§ **YOUR TASK**:
Copy out the complete listing, word for word.

##### RECORDS FOR THIS TASK

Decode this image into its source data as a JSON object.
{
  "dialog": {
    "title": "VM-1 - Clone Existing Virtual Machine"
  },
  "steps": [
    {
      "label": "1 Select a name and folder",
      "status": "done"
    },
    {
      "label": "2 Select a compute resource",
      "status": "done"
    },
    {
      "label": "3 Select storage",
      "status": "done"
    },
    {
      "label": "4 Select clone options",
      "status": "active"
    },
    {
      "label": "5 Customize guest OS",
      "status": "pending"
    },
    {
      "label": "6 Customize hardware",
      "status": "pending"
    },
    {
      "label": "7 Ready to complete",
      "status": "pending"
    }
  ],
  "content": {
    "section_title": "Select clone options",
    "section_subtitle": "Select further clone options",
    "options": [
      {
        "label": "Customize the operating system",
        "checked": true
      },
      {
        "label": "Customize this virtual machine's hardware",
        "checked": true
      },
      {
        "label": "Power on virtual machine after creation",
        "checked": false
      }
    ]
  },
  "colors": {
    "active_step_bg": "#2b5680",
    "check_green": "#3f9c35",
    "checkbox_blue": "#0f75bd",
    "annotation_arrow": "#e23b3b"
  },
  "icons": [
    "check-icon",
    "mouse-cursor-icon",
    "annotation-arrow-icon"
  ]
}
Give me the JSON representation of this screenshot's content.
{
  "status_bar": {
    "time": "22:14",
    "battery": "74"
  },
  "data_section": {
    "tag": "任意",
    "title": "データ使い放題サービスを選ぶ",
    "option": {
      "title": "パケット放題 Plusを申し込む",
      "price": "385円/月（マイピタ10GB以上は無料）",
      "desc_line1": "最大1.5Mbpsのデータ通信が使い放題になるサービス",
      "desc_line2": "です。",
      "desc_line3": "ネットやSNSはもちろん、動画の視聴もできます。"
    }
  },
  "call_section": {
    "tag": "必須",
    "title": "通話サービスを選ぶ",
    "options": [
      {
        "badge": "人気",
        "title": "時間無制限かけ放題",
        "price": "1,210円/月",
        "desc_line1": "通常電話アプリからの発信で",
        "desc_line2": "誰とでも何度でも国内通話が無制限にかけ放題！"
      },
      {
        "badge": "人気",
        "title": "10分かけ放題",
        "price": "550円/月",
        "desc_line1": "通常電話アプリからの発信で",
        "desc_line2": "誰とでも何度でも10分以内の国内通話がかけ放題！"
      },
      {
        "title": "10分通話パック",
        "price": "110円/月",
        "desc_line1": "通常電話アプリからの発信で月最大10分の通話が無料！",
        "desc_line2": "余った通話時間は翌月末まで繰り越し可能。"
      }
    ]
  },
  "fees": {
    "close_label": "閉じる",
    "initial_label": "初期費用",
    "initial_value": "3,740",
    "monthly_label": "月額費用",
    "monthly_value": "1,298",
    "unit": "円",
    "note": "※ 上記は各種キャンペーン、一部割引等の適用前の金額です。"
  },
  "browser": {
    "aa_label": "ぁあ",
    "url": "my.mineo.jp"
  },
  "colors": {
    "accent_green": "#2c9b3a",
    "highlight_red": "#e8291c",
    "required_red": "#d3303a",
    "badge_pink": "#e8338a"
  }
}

##########

§ **WRITTEN SOLUTION**:
Decode this image into its source data as a JSON object.
{
  "dialog": {
    "title": "VM-1 - Clone Existing Virtual Machine"
  },
  "steps": [
    {
      "label": "1 Select a name and folder",
      "status": "done"
    },
    {
      "label": "2 Select a compute resource",
      "status": "done"
    },
    {
      "label": "3 Select storage",
      "status": "done"
    },
    {
      "label": "4 Select clone options",
      "status": "active"
    },
    {
      "label": "5 Customize guest OS",
      "status": "pending"
    },
    {
      "label": "6 Customize hardware",
      "status": "pending"
    },
    {
      "label": "7 Ready to complete",
      "status": "pending"
    }
  ],
  "content": {
    "section_title": "Select clone options",
    "section_subtitle": "Select further clone options",
    "options": [
      {
        "label": "Customize the operating system",
        "checked": true
      },
      {
        "label": "Customize this virtual machine's hardware",
        "checked": true
      },
      {
        "label": "Power on virtual machine after creation",
        "checked": false
      }
    ]
  },
  "colors": {
    "active_step_bg": "#2b5680",
    "check_green": "#3f9c35",
    "checkbox_blue": "#0f75bd",
    "annotation_arrow": "#e23b3b"
  },
  "icons": [
    "check-icon",
    "mouse-cursor-icon",
    "annotation-arrow-icon"
  ]
}
Give me the JSON representation of this screenshot's content.
{
  "status_bar": {
    "time": "22:14",
    "battery": "74"
  },
  "data_section": {
    "tag": "任意",
    "title": "データ使い放題サービスを選ぶ",
    "option": {
      "title": "パケット放題 Plusを申し込む",
      "price": "385円/月（マイピタ10GB以上は無料）",
      "desc_line1": "最大1.5Mbpsのデータ通信が使い放題になるサービス",
      "desc_line2": "です。",
      "desc_line3": "ネットやSNSはもちろん、動画の視聴もできます。"
    }
  },
  "call_section": {
    "tag": "必須",
    "title": "通話サービスを選ぶ",
    "options": [
      {
        "badge": "人気",
        "title": "時間無制限かけ放題",
        "price": "1,210円/月",
        "desc_line1": "通常電話アプリからの発信で",
        "desc_line2": "誰とでも何度でも国内通話が無制限にかけ放題！"
      },
      {
        "badge": "人気",
        "title": "10分かけ放題",
        "price": "550円/月",
        "desc_line1": "通常電話アプリからの発信で",
        "desc_line2": "誰とでも何度でも10分以内の国内通話がかけ放題！"
      },
      {
        "title": "10分通話パック",
        "price": "110円/月",
        "desc_line1": "通常電話アプリからの発信で月最大10分の通話が無料！",
        "desc_line2": "余った通話時間は翌月末まで繰り越し可能。"
      }
    ]
  },
  "fees": {
    "close_label": "閉じる",
    "initial_label": "初期費用",
    "initial_value": "3,740",
    "monthly_label": "月額費用",
    "monthly_value": "1,298",
    "unit": "円",
    "note": "※ 上記は各種キャンペーン、一部割引等の適用前の金額です。"
  },
  "browser": {
    "aa_label": "ぁあ",
    "url": "my.mineo.jp"
  },
  "colors": {
    "accent_green": "#2c9b3a",
    "highlight_red": "#e8291c",
    "required_red": "#d3303a",
    "badge_pink": "#e8338a"
  }
}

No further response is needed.